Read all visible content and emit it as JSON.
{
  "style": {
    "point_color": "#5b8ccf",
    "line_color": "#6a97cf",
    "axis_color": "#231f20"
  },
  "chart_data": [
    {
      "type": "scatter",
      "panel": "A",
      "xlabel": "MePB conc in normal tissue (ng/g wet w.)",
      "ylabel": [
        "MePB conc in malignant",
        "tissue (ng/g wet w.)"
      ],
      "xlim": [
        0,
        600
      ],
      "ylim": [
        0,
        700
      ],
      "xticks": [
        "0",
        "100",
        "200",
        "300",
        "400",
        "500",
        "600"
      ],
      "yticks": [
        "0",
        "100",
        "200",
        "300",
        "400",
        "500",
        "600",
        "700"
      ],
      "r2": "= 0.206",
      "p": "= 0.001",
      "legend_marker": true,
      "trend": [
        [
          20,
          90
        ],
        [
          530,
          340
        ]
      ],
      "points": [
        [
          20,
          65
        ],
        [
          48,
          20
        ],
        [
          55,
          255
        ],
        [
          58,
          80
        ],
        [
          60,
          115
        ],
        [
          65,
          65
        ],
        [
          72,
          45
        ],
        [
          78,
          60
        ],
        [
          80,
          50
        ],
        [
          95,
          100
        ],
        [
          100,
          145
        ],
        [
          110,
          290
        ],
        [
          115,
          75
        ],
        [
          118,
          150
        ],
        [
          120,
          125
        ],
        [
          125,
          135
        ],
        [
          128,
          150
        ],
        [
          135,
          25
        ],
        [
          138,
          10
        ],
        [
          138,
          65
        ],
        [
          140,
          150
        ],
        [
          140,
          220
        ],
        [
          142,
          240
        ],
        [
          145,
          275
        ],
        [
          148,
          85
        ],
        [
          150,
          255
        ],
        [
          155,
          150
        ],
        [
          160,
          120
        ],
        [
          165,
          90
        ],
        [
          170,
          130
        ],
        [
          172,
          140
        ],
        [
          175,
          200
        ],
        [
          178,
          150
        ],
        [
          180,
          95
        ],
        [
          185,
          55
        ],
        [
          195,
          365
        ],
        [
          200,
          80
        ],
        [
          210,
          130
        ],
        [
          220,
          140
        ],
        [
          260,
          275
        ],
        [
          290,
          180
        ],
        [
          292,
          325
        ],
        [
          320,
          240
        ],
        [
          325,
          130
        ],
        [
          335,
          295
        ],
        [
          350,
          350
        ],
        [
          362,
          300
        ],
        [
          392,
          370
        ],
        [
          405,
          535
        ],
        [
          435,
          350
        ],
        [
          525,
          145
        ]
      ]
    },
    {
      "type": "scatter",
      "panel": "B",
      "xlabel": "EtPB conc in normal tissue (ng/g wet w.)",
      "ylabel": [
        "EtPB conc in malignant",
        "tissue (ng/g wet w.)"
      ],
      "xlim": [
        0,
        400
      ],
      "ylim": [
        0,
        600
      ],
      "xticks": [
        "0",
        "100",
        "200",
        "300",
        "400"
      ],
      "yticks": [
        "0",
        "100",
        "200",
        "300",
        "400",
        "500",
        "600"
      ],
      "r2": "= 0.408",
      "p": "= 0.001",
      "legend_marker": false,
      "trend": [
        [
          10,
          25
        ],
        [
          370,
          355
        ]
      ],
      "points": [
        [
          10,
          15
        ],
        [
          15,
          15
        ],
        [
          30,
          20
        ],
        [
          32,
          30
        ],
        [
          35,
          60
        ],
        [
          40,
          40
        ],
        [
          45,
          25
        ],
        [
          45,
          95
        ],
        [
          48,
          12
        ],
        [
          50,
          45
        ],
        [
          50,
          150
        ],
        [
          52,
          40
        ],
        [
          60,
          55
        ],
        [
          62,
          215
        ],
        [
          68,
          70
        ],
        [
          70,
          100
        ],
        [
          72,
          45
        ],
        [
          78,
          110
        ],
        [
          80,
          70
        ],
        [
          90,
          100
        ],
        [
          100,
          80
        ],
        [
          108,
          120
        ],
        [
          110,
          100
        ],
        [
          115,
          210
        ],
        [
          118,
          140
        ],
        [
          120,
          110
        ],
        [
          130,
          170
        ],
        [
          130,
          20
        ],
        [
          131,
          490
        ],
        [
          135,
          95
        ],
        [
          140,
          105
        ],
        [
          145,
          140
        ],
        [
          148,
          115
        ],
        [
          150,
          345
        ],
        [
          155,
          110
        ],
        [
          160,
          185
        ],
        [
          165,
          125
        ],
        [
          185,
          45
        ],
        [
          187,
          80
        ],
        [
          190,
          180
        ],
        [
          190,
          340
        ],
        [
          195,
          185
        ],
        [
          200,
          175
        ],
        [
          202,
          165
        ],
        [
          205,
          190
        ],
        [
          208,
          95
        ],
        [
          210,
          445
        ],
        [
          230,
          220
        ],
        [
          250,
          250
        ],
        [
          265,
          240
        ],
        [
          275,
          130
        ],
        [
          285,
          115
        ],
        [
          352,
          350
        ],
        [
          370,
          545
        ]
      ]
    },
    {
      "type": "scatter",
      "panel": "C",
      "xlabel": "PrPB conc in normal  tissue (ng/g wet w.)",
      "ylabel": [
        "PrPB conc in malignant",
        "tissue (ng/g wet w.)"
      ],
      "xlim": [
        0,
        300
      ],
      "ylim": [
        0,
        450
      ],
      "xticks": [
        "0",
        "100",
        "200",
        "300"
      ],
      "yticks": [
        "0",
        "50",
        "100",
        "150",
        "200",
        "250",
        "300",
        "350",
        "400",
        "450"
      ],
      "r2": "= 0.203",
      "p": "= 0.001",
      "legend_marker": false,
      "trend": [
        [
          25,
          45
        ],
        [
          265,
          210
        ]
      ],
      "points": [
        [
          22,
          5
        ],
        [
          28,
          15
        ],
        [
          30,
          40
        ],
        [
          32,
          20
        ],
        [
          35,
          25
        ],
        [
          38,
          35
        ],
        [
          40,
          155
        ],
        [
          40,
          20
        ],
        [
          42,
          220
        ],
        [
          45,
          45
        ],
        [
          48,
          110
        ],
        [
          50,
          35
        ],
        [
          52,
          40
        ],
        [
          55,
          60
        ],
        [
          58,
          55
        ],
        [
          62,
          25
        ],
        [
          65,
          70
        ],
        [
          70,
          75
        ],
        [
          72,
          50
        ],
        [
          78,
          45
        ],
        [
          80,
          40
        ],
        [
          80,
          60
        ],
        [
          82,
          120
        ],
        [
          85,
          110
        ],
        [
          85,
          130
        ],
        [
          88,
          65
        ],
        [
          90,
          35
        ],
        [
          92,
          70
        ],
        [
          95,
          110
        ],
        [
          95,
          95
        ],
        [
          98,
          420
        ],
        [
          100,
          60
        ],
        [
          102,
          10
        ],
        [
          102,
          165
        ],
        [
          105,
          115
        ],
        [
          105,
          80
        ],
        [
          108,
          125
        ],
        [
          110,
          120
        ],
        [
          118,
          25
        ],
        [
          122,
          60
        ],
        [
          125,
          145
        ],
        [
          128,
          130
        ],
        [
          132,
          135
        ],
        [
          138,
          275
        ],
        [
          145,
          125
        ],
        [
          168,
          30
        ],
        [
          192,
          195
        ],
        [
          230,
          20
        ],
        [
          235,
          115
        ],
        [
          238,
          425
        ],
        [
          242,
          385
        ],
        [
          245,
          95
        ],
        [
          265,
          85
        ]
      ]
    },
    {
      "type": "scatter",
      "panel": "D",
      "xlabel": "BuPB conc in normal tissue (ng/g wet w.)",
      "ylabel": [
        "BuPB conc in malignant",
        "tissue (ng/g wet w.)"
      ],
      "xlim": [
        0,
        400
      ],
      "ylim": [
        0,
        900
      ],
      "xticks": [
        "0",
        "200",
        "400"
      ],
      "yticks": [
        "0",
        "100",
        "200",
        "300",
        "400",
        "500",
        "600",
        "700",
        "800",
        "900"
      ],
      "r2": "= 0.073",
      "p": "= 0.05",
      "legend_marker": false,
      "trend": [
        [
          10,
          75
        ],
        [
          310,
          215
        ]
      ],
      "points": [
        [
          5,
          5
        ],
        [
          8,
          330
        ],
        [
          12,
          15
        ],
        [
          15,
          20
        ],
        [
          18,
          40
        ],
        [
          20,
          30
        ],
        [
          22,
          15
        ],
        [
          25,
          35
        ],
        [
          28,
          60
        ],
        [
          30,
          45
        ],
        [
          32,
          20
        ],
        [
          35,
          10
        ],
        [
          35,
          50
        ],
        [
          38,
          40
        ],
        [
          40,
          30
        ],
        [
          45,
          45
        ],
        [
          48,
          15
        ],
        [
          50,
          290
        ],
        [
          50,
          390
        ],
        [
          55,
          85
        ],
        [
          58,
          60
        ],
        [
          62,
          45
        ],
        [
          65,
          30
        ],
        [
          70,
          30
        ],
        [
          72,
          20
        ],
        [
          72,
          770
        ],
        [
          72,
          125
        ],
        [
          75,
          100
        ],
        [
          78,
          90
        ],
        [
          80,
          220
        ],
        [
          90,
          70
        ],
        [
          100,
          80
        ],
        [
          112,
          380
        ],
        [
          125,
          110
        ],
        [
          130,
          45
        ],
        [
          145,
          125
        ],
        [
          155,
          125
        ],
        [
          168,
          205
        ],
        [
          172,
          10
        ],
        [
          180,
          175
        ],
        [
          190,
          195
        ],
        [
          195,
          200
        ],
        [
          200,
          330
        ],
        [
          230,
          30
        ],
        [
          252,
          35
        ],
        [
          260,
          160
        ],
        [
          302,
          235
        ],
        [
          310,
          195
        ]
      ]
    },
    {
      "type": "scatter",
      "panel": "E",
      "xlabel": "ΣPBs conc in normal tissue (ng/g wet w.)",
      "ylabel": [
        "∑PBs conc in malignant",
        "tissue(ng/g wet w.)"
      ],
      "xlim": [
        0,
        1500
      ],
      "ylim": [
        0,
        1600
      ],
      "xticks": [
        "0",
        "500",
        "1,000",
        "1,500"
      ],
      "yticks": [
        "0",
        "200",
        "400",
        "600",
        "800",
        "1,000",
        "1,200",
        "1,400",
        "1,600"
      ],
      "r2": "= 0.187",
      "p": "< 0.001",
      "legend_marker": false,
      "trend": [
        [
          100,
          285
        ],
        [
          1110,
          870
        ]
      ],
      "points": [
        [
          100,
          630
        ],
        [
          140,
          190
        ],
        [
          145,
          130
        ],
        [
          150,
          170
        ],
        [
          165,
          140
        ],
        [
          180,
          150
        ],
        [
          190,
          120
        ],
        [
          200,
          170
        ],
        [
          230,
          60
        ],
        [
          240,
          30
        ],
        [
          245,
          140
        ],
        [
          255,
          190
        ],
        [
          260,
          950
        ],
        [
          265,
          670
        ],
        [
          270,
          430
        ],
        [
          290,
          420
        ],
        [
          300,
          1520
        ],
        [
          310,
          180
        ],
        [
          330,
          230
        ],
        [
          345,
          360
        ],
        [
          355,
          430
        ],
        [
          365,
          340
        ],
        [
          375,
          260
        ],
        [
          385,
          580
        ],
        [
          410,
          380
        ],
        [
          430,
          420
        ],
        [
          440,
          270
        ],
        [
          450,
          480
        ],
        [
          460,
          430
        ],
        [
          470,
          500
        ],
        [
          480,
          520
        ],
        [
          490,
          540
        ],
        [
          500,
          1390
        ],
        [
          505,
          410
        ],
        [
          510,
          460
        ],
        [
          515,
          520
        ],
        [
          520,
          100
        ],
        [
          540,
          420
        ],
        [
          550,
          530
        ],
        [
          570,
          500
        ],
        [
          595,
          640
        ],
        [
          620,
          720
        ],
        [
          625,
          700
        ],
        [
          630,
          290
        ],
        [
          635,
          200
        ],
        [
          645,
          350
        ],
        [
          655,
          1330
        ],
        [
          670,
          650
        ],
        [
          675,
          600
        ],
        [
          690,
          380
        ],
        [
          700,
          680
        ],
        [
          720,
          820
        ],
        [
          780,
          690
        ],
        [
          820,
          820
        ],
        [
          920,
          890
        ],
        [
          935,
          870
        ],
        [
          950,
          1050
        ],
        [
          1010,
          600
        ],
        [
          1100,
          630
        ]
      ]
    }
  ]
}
════════════════
## WORK TO BE COMPLETED
Find how many lines in the records contain the string "BuPB", then give the number alone.

## SOLUTION TO THE EXERCISE
2